> EXTRACTED INFORMATION

====

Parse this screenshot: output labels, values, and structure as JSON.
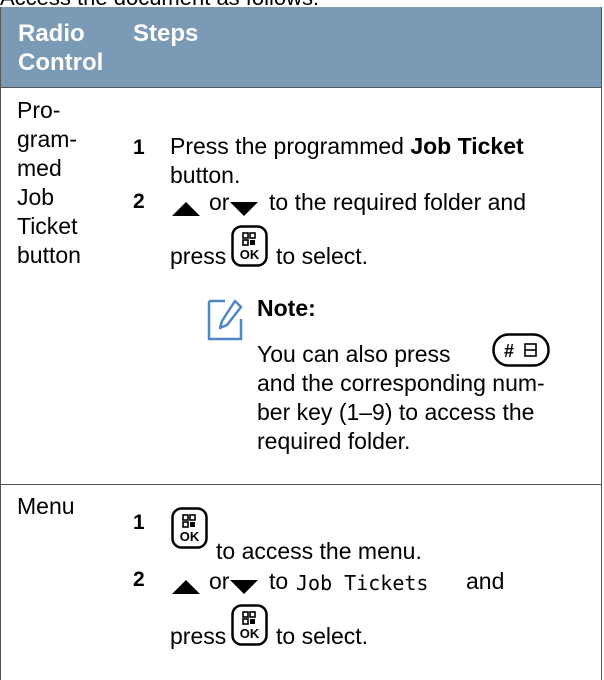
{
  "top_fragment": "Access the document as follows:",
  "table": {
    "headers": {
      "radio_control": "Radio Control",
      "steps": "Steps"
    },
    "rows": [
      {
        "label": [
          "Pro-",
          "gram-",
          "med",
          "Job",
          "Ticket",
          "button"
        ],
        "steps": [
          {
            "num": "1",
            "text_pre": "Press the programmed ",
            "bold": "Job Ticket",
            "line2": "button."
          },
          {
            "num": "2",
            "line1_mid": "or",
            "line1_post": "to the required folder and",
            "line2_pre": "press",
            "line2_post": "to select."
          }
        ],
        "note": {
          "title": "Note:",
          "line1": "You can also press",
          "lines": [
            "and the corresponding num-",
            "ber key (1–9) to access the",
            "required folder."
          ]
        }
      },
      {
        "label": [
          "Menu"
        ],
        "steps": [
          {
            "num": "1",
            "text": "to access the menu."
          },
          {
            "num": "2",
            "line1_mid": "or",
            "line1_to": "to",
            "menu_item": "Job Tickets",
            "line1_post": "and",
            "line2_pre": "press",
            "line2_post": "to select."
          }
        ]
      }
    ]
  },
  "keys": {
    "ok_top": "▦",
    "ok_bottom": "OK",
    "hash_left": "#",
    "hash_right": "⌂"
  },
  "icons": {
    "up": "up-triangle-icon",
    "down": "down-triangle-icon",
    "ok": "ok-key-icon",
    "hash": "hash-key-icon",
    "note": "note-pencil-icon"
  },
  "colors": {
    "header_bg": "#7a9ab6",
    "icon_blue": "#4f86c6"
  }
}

====

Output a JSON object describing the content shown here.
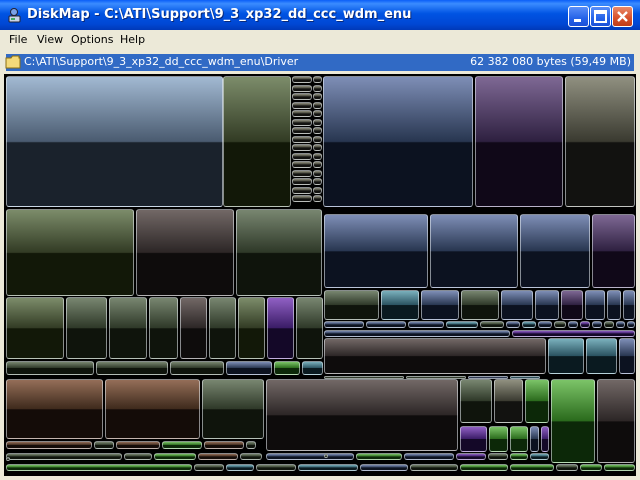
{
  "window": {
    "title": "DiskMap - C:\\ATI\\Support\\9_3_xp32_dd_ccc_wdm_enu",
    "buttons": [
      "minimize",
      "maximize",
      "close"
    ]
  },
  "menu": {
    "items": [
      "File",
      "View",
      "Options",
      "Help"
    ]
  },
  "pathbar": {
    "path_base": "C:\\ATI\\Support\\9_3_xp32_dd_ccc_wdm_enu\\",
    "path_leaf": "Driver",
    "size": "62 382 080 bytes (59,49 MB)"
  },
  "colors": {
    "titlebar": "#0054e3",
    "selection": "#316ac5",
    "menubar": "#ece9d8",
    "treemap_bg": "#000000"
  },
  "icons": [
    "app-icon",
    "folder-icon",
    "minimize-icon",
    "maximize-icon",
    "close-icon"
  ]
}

====

Copy out every line that includes the word "folder".

            "line1_post": "to the required folder and",
            "required folder."
    "folder-icon",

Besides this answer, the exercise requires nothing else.